** START RECORDED INFORMATION **

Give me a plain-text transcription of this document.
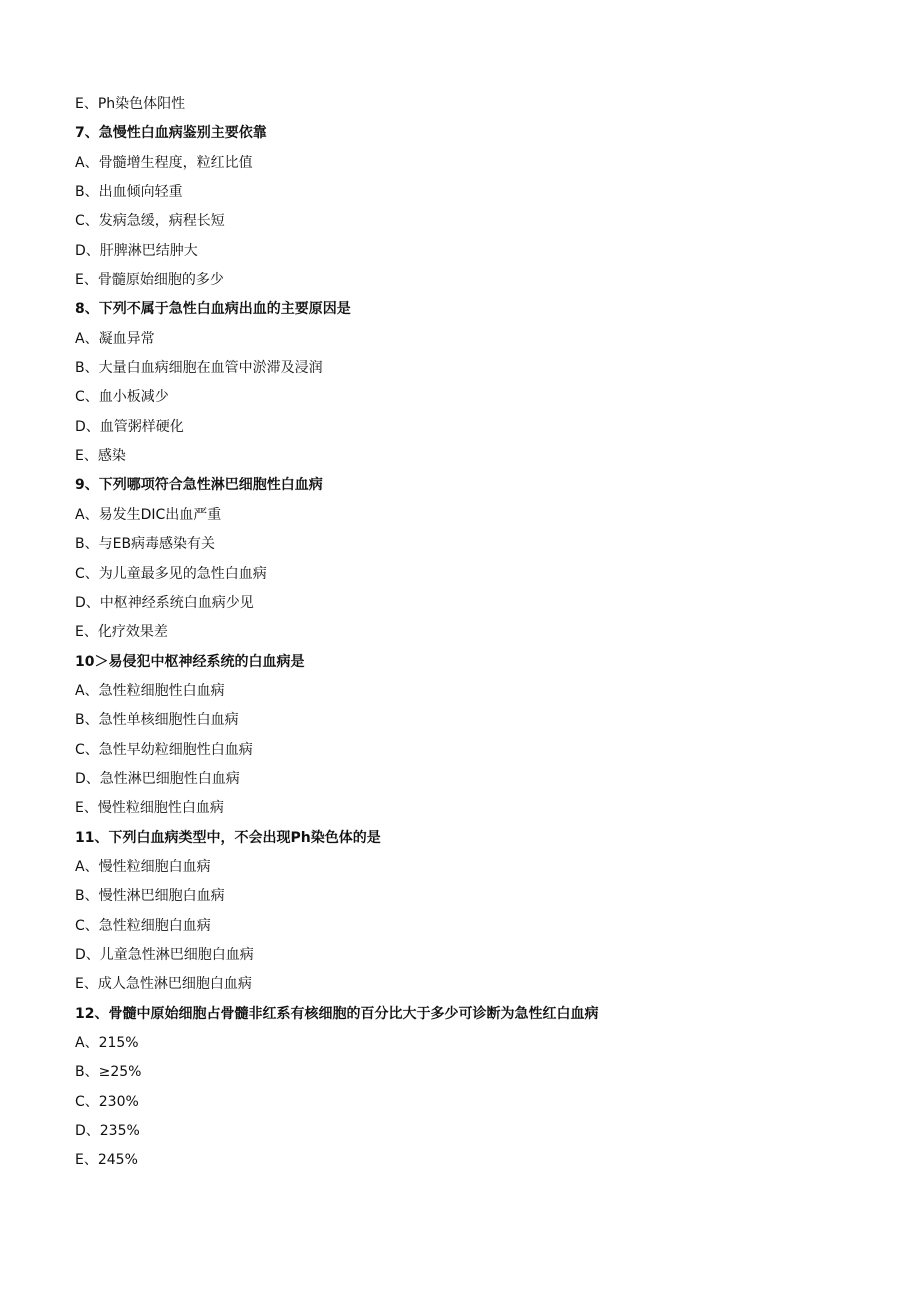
E、Ph染色体阳性
7、急慢性白血病鉴别主要依靠
A、骨髓增生程度，粒红比值
B、出血倾向轻重
C、发病急缓，病程长短
D、肝脾淋巴结肿大
E、骨髓原始细胞的多少
8、下列不属于急性白血病出血的主要原因是
A、凝血异常
B、大量白血病细胞在血管中淤滞及浸润
C、血小板减少
D、血管粥样硬化
E、感染
9、下列哪项符合急性淋巴细胞性白血病
A、易发生DIC出血严重
B、与EB病毒感染有关
C、为儿童最多见的急性白血病
D、中枢神经系统白血病少见
E、化疗效果差
10＞易侵犯中枢神经系统的白血病是
A、急性粒细胞性白血病
B、急性单核细胞性白血病
C、急性早幼粒细胞性白血病
D、急性淋巴细胞性白血病
E、慢性粒细胞性白血病
11、下列白血病类型中，不会出现Ph染色体的是
A、慢性粒细胞白血病
B、慢性淋巴细胞白血病
C、急性粒细胞白血病
D、儿童急性淋巴细胞白血病
E、成人急性淋巴细胞白血病
12、骨髓中原始细胞占骨髓非红系有核细胞的百分比大于多少可诊断为急性红白血病
A、215%
B、≥25%
C、230%
D、235%
E、245%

** END RECORDED INFORMATION **

» INSTRUCTIONS FOR THE TASK: Omit the pictures and output all of the other material exactly.

» COMPLETE OUTPUT:
Give me a plain-text transcription of this document.
E、Ph染色体阳性
7、急慢性白血病鉴别主要依靠
A、骨髓增生程度，粒红比值
B、出血倾向轻重
C、发病急缓，病程长短
D、肝脾淋巴结肿大
E、骨髓原始细胞的多少
8、下列不属于急性白血病出血的主要原因是
A、凝血异常
B、大量白血病细胞在血管中淤滞及浸润
C、血小板减少
D、血管粥样硬化
E、感染
9、下列哪项符合急性淋巴细胞性白血病
A、易发生DIC出血严重
B、与EB病毒感染有关
C、为儿童最多见的急性白血病
D、中枢神经系统白血病少见
E、化疗效果差
10＞易侵犯中枢神经系统的白血病是
A、急性粒细胞性白血病
B、急性单核细胞性白血病
C、急性早幼粒细胞性白血病
D、急性淋巴细胞性白血病
E、慢性粒细胞性白血病
11、下列白血病类型中，不会出现Ph染色体的是
A、慢性粒细胞白血病
B、慢性淋巴细胞白血病
C、急性粒细胞白血病
D、儿童急性淋巴细胞白血病
E、成人急性淋巴细胞白血病
12、骨髓中原始细胞占骨髓非红系有核细胞的百分比大于多少可诊断为急性红白血病
A、215%
B、≥25%
C、230%
D、235%
E、245%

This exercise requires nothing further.